PASSAGE GIVEN »
>>>
I use Speedplay Frogs on all my bikes, including road and tandem.

Sometimes folks look at them funny, but that's it. And when you're on the bike its hard to tell the difference. I'd question that 15% loss.

Sure makes walking around easier and if you have several bikes you can run one pedal system...


----------



## Danger Mouse (Apr 8, 2010)

+1 for mountain bike pedals on my road bike. I do have an easier time walking around at break points.


----------



## aengbretson (Sep 17, 2009)

If you want to be able to walk in your shoes then you can't beat MTB pedals. Shimano's road pedals are supposed to be very "walkable" but I can speak from experience and say it's still annoying to do anything more than walk into and out of a coffee shop.

I don't do a lot of stopping and/or walking before, during, or after my rides so I'm fine with road pedals. If I were touring I'd probably consider candies (I have eggbeaters on my CX bike and they are nice but lack a large platform).


----------



## AndrwSwitch (May 28, 2009)

I don't believe there's any intrinsic performance loss with MTB pedals vs. road pedals.

You do have to pay a little more attention to the shoe with a mountain system, though. A lot of racing-oriented MTB shoes are just that brand's road shoe with a lugged sole glued on. It adds a tiny bit of weight and generates a tiny bit of turbulence. No big deal, IMHO. You can worry about it when your sponsors are giving you shoes and pressuring you to put them on a podium.

However, there are also some pretty crappy mountain bike shoes out there. Stuff targeted at commuters and cycle tourists. They really mean casual cyclists, though. There's just no positive way to advertise that. Anyway, if you got shoes in this category, you have them now and in reality the difference between these shoes and higher-performance ones isn't likely to make itself felt until your rides get longer or you start cranking out more watts. In which case I still say you're fine if you get some racing shoes.

For the sake of disclosure, my nicer road bike has a road system. I have a flaky knee that it's nice to. I wish I could standardize all my bikes on a MTB system, though.


----------



## tystevens (Jul 10, 2008)

No problem with mtb pedals on road bike. My LBS talked me into them, and I'm glad I went that route. 

Good luck!


----------



## Pedro S (Mar 28, 2011)

I run the same SPD pedals on my MTB and road bike. Double sided pedal, walkable shoes, and same pair of shoes works on all my bikes. What's not to like?


----------



## velocanman (Jul 15, 2011)

I think the LBS dude listened to your needs and intended riding style and made a perfect recommendation! The Candy have float, easy entry/release but with good retention, a small platform for pedaling until you clip in, and a walkable cleat.

I ride Candy's on my cross bike, including medium-long (50-60 mile) dirt and paved road rides in the offseason. I have a friend that won a 200-mile race with Candy's on his Cervelo P4. If it's good enough for him its good enough for most of us. If you are locked in there will not be any efficiency loss from the pedal system.
<<<
WHAT YOU WILL DO »
• a. In the thread on mountain bike pedals for road bikes, how long was the race that velocanman's friend won on Candy pedals?
• b. Write the next part of the thread on mountain bike pedals for road bikes, picking up after its last sentence.
The items that come after this thread are not needed.

DATA ROWS »
>>>
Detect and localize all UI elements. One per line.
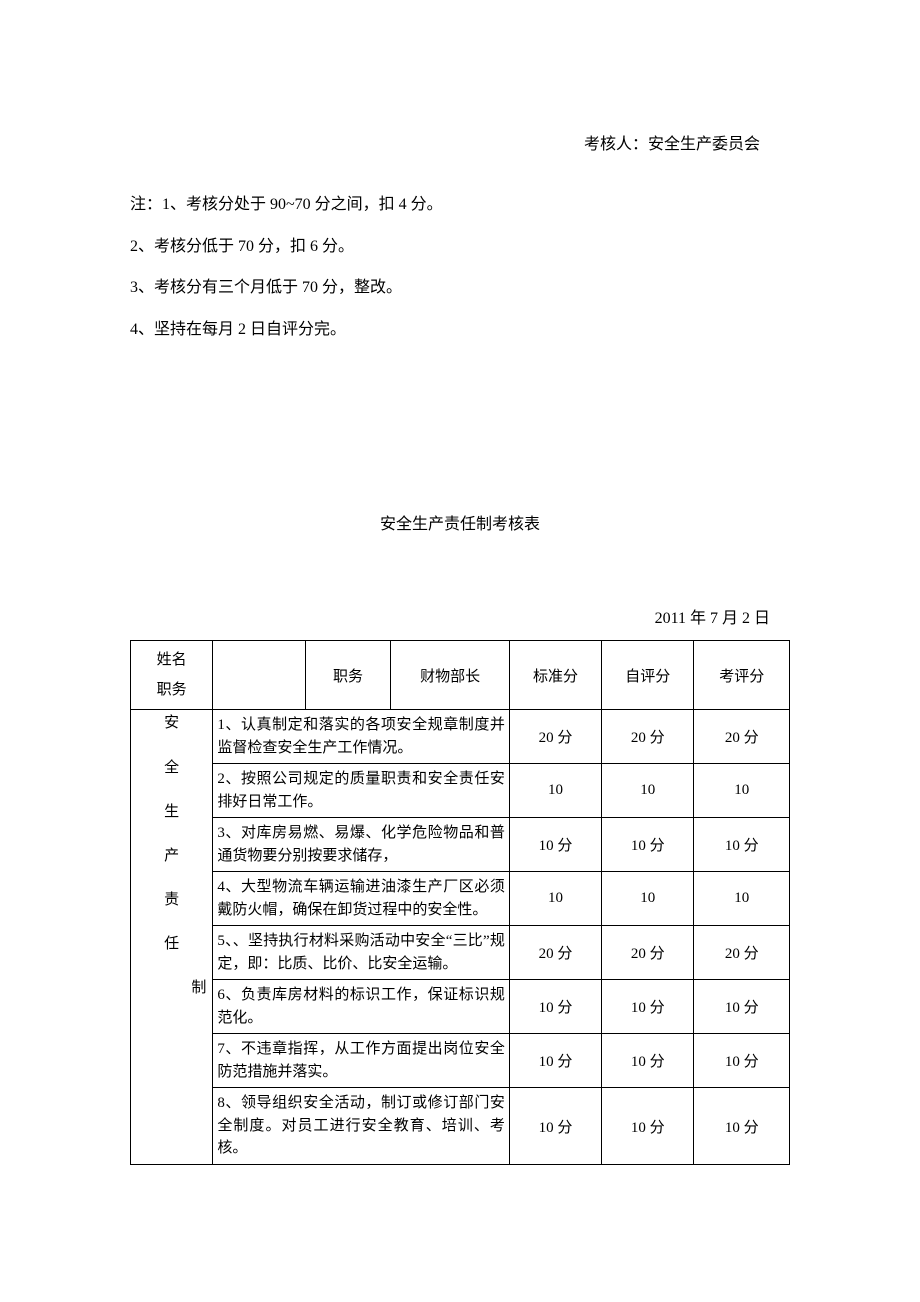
row-review: 10 <box>694 872 790 926</box>
row-self: 20 分 <box>602 710 694 764</box>
table-row: 5、、坚持执行材料采购活动中安全“三比”规定，即：比质、比价、比安全运输。 20… <box>131 926 790 980</box>
row-self: 10 <box>602 872 694 926</box>
row-desc: 4、大型物流车辆运输进油漆生产厂区必须戴防火帽，确保在卸货过程中的安全性。 <box>213 872 510 926</box>
table-row: 3、对库房易燃、易爆、化学危险物品和普通货物要分别按要求储存， 10 分 10 … <box>131 818 790 872</box>
side-char: 任 <box>164 937 179 952</box>
header-review: 考评分 <box>694 641 790 710</box>
row-desc: 7、不违章指挥，从工作方面提出岗位安全防范措施并落实。 <box>213 1034 510 1088</box>
side-char: 产 <box>164 849 179 864</box>
row-review: 10 分 <box>694 980 790 1034</box>
reviewer-label: 考核人： <box>584 136 648 153</box>
row-std: 10 分 <box>509 980 601 1034</box>
assessment-table: 姓名 职务 职务 财物部长 标准分 自评分 考评分 安 全 生 产 责 任 制 <box>130 640 790 1165</box>
name-top: 姓名 <box>157 652 187 668</box>
row-desc: 8、领导组织安全活动，制订或修订部门安全制度。对员工进行安全教育、培训、考核。 <box>213 1088 510 1165</box>
row-review: 10 分 <box>694 1034 790 1088</box>
side-label: 安 全 生 产 责 任 制 <box>133 716 210 996</box>
table-row: 6、负责库房材料的标识工作，保证标识规范化。 10 分 10 分 10 分 <box>131 980 790 1034</box>
row-self: 10 <box>602 764 694 818</box>
header-row: 姓名 职务 职务 财物部长 标准分 自评分 考评分 <box>131 641 790 710</box>
header-name-cell: 姓名 职务 <box>131 641 213 710</box>
side-char: 制 <box>191 981 210 996</box>
side-label-cell: 安 全 生 产 责 任 制 <box>131 710 213 1165</box>
note-3: 3、考核分有三个月低于 70 分，整改。 <box>130 267 790 309</box>
row-std: 10 <box>509 872 601 926</box>
reviewer-line: 考核人：安全生产委员会 <box>130 130 790 154</box>
row-std: 20 分 <box>509 710 601 764</box>
header-self: 自评分 <box>602 641 694 710</box>
row-desc: 5、、坚持执行材料采购活动中安全“三比”规定，即：比质、比价、比安全运输。 <box>213 926 510 980</box>
row-self: 10 分 <box>602 818 694 872</box>
note-4: 4、坚持在每月 2 日自评分完。 <box>130 309 790 351</box>
document-page: 考核人：安全生产委员会 注：1、考核分处于 90~70 分之间，扣 4 分。 2… <box>0 0 920 1225</box>
date-line: 2011 年 7 月 2 日 <box>130 604 790 628</box>
header-blank <box>213 641 305 710</box>
table-row: 8、领导组织安全活动，制订或修订部门安全制度。对员工进行安全教育、培训、考核。 … <box>131 1088 790 1165</box>
row-desc: 1、认真制定和落实的各项安全规章制度并监督检查安全生产工作情况。 <box>213 710 510 764</box>
reviewer-value: 安全生产委员会 <box>648 136 760 153</box>
row-review: 10 分 <box>694 1088 790 1165</box>
row-review: 20 分 <box>694 926 790 980</box>
table-row: 2、按照公司规定的质量职责和安全责任安排好日常工作。 10 10 10 <box>131 764 790 818</box>
side-char: 全 <box>164 761 179 776</box>
row-review: 10 <box>694 764 790 818</box>
table-row: 安 全 生 产 责 任 制 1、认真制定和落实的各项安全规章制度并监督检查安全生… <box>131 710 790 764</box>
row-desc: 3、对库房易燃、易爆、化学危险物品和普通货物要分别按要求储存， <box>213 818 510 872</box>
row-self: 10 分 <box>602 1088 694 1165</box>
row-review: 20 分 <box>694 710 790 764</box>
row-self: 10 分 <box>602 980 694 1034</box>
row-std: 10 分 <box>509 1034 601 1088</box>
table-row: 4、大型物流车辆运输进油漆生产厂区必须戴防火帽，确保在卸货过程中的安全性。 10… <box>131 872 790 926</box>
side-char: 安 <box>164 716 179 731</box>
row-std: 20 分 <box>509 926 601 980</box>
section-title: 安全生产责任制考核表 <box>130 510 790 534</box>
row-desc: 2、按照公司规定的质量职责和安全责任安排好日常工作。 <box>213 764 510 818</box>
name-bottom: 职务 <box>157 682 187 698</box>
row-self: 10 分 <box>602 1034 694 1088</box>
note-1: 注：1、考核分处于 90~70 分之间，扣 4 分。 <box>130 184 790 226</box>
header-post-label: 职务 <box>305 641 391 710</box>
row-desc: 6、负责库房材料的标识工作，保证标识规范化。 <box>213 980 510 1034</box>
row-self: 20 分 <box>602 926 694 980</box>
note-2: 2、考核分低于 70 分，扣 6 分。 <box>130 226 790 268</box>
side-char: 生 <box>164 805 179 820</box>
header-post-value: 财物部长 <box>391 641 510 710</box>
row-std: 10 分 <box>509 1088 601 1165</box>
header-std: 标准分 <box>509 641 601 710</box>
table-row: 7、不违章指挥，从工作方面提出岗位安全防范措施并落实。 10 分 10 分 10… <box>131 1034 790 1088</box>
row-std: 10 分 <box>509 818 601 872</box>
row-std: 10 <box>509 764 601 818</box>
side-char: 责 <box>164 893 179 908</box>
row-review: 10 分 <box>694 818 790 872</box>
<<<
IN RESPONSE »
• a. It was a 200-mile race.

• b.
You didn't mention what kind of shoes your are using, other than walkable. If you push the distance for longer rides over 2 hours, you might notice some foot fatigue if the shoes are highly flexible. For riding to the coffee shop or movies or whatever I'm sure your shoes are fine.


----------



## craigh-krph (Aug 14, 2011)

I run SPD pedals on my Orbea Onix because I frequently have to walk a bit on my routes. Love them and have no desire to change to another system.


----------



## Mufasa (Dec 12, 2011)

Thanks for all of the responses! I'm glad everyone feels as if I got into the proper setup.

I purchased a set of Shimano shoes but I don't know the model off the top of my head.

Any additional input is appreciated!


----------



## Unknown Arch (Aug 17, 2011)

Mufasa said:


> Thanks for all of the responses! I'm glad everyone feels as if I got into the proper setup.
> 
> I purchased a set of Shimano shoes but I don't know the model off the top of my head.
> 
> Any additional input is appreciated!


As has already been said, your shop hooked you up with exactly what they thought you needed based on what you said. Personally, I'd say this is a sign of a solid LBS worth patronizing in the future. Enjoy the bike!


----------



## craigh-krph (Aug 14, 2011)

If you do experience hot-spots with the smaller cleats (I did initially), I highly recommend a carbon fiber soled shoe. I have a pair of the Specialized Expert MTB shoes and love them!!!!


----------



## partyofone (Feb 8, 2012)

I wear Scott MTB shoes with Shimano M 520 pedals. Works for me.


----------



## teflondog (Aug 23, 2011)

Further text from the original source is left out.